Problem: Give the listing again exactly, omitting its images.
--- --- ---
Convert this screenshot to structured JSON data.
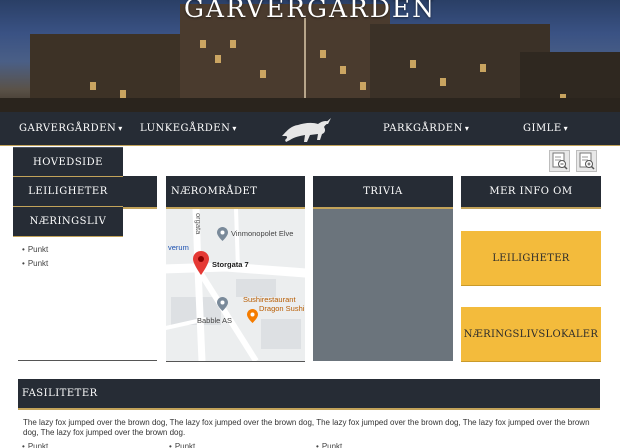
{
  "hero": {
    "title": "GARVERGÅRDEN"
  },
  "nav": {
    "items": [
      {
        "label": "GARVERGÅRDEN",
        "caret": "▾"
      },
      {
        "label": "LUNKEGÅRDEN",
        "caret": "▾"
      },
      {
        "label": "PARKGÅRDEN",
        "caret": "▾"
      },
      {
        "label": "GIMLE",
        "caret": "▾"
      }
    ],
    "logo_icon": "bull-logo"
  },
  "dropdown": {
    "items": [
      "HOVEDSIDE",
      "LEILIGHETER",
      "NÆRINGSLIV"
    ]
  },
  "toolbar": {
    "icons": [
      "zoom-out-document-icon",
      "zoom-in-document-icon"
    ]
  },
  "columns": {
    "narområdet": "NÆROMRÅDET",
    "trivia": "TRIVIA",
    "mer_info": "MER INFO OM"
  },
  "left_list": [
    "Punkt",
    "Punkt"
  ],
  "map": {
    "labels": {
      "storgata": "Storgata 7",
      "vinmonopolet": "Vinmonopolet Elve",
      "sushi1": "Sushirestaurant",
      "sushi2": "Dragon Sushi Elver",
      "babble": "Babble AS",
      "verum": "verum",
      "street": "orgata"
    }
  },
  "buttons": {
    "leiligheter": "LEILIGHETER",
    "naringslokaler": "NÆRINGSLIVSLOKALER"
  },
  "facilities": {
    "title": "FASILITETER",
    "text": "The lazy fox jumped over the brown dog, The lazy fox jumped over the brown dog, The lazy fox jumped over the brown dog, The lazy fox jumped over the brown dog, The lazy fox jumped over the brown dog.",
    "bullets": [
      "Punkt",
      "Punkt",
      "Punkt"
    ]
  },
  "colors": {
    "nav": "#262c35",
    "gold": "#c2a35a",
    "button": "#f3bb3c",
    "trivia": "#6b747c"
  }
}
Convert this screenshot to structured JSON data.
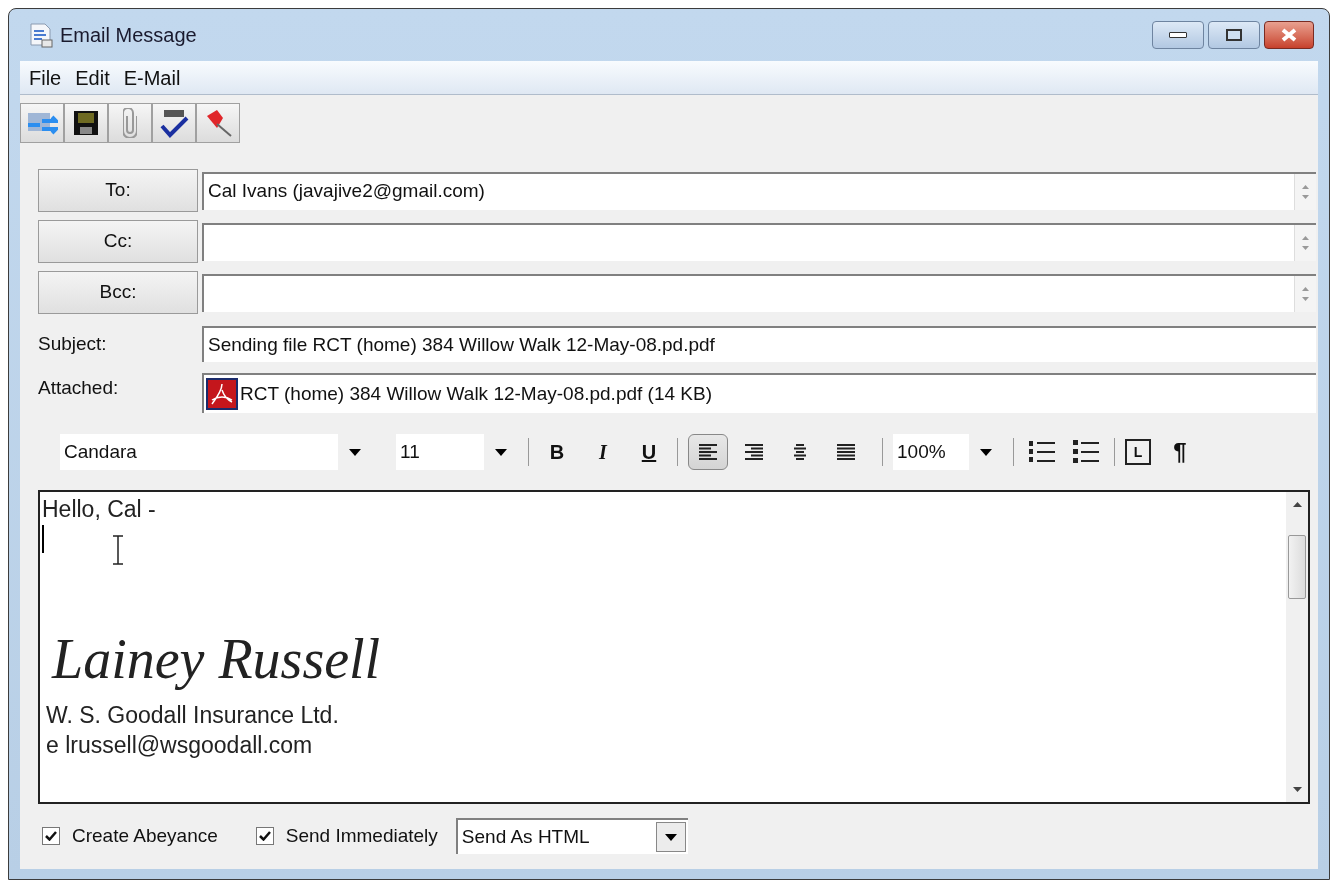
{
  "window": {
    "title": "Email Message"
  },
  "menu": [
    "File",
    "Edit",
    "E-Mail"
  ],
  "recipients": [
    {
      "label": "To:",
      "value": "Cal Ivans (javajive2@gmail.com)"
    },
    {
      "label": "Cc:"
    },
    {
      "label": "Bcc:"
    }
  ],
  "subject": {
    "label": "Subject:",
    "value": "Sending file RCT (home) 384 Willow Walk 12-May-08.pd.pdf"
  },
  "attachment": {
    "label": "Attached:",
    "value": "RCT (home) 384 Willow Walk 12-May-08.pd.pdf (14 KB)"
  },
  "format_bar": {
    "font": "Candara",
    "size": "11",
    "bold": "B",
    "italic": "I",
    "underline": "U",
    "zoom": "100%",
    "table": "L",
    "pilcrow": "¶",
    "alignments": [
      {
        "kind": "left",
        "selected": true
      },
      {
        "kind": "right",
        "selected": false
      },
      {
        "kind": "center",
        "selected": false
      },
      {
        "kind": "justify",
        "selected": false
      }
    ]
  },
  "body": {
    "greeting": "Hello, Cal -",
    "signature": "Lainey Russell",
    "lines": [
      "W. S. Goodall Insurance Ltd.",
      "e lrussell@wsgoodall.com"
    ]
  },
  "options": [
    {
      "label": "Create Abeyance",
      "checked": true
    },
    {
      "label": "Send Immediately",
      "checked": true
    }
  ],
  "send_format": "Send As HTML"
}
--- --- ---
Task answer:
Convert this screenshot to structured JSON data.
{
  "hero": {
    "title": "GARVERGÅRDEN"
  },
  "nav": {
    "items": [
      {
        "label": "GARVERGÅRDEN",
        "caret": "▾"
      },
      {
        "label": "LUNKEGÅRDEN",
        "caret": "▾"
      },
      {
        "label": "PARKGÅRDEN",
        "caret": "▾"
      },
      {
        "label": "GIMLE",
        "caret": "▾"
      }
    ],
    "logo_icon": "bull-logo"
  },
  "dropdown": {
    "items": [
      "HOVEDSIDE",
      "LEILIGHETER",
      "NÆRINGSLIV"
    ]
  },
  "toolbar": {
    "icons": [
      "zoom-out-document-icon",
      "zoom-in-document-icon"
    ]
  },
  "columns": {
    "narområdet": "NÆROMRÅDET",
    "trivia": "TRIVIA",
    "mer_info": "MER INFO OM"
  },
  "left_list": [
    "Punkt",
    "Punkt"
  ],
  "map": {
    "labels": {
      "storgata": "Storgata 7",
      "vinmonopolet": "Vinmonopolet Elve",
      "sushi1": "Sushirestaurant",
      "sushi2": "Dragon Sushi Elver",
      "babble": "Babble AS",
      "verum": "verum",
      "street": "orgata"
    }
  },
  "buttons": {
    "leiligheter": "LEILIGHETER",
    "naringslokaler": "NÆRINGSLIVSLOKALER"
  },
  "facilities": {
    "title": "FASILITETER",
    "text": "The lazy fox jumped over the brown dog, The lazy fox jumped over the brown dog, The lazy fox jumped over the brown dog, The lazy fox jumped over the brown dog, The lazy fox jumped over the brown dog.",
    "bullets": [
      "Punkt",
      "Punkt",
      "Punkt"
    ]
  },
  "colors": {
    "nav": "#262c35",
    "gold": "#c2a35a",
    "button": "#f3bb3c",
    "trivia": "#6b747c"
  }
}
Convert this screenshot to structured JSON data.
{
  "window": {
    "title": "Email Message"
  },
  "menu": [
    "File",
    "Edit",
    "E-Mail"
  ],
  "recipients": [
    {
      "label": "To:",
      "value": "Cal Ivans (javajive2@gmail.com)"
    },
    {
      "label": "Cc:"
    },
    {
      "label": "Bcc:"
    }
  ],
  "subject": {
    "label": "Subject:",
    "value": "Sending file RCT (home) 384 Willow Walk 12-May-08.pd.pdf"
  },
  "attachment": {
    "label": "Attached:",
    "value": "RCT (home) 384 Willow Walk 12-May-08.pd.pdf (14 KB)"
  },
  "format_bar": {
    "font": "Candara",
    "size": "11",
    "bold": "B",
    "italic": "I",
    "underline": "U",
    "zoom": "100%",
    "table": "L",
    "pilcrow": "¶",
    "alignments": [
      {
        "kind": "left",
        "selected": true
      },
      {
        "kind": "right",
        "selected": false
      },
      {
        "kind": "center",
        "selected": false
      },
      {
        "kind": "justify",
        "selected": false
      }
    ]
  },
  "body": {
    "greeting": "Hello, Cal -",
    "signature": "Lainey Russell",
    "lines": [
      "W. S. Goodall Insurance Ltd.",
      "e lrussell@wsgoodall.com"
    ]
  },
  "options": [
    {
      "label": "Create Abeyance",
      "checked": true
    },
    {
      "label": "Send Immediately",
      "checked": true
    }
  ],
  "send_format": "Send As HTML"
}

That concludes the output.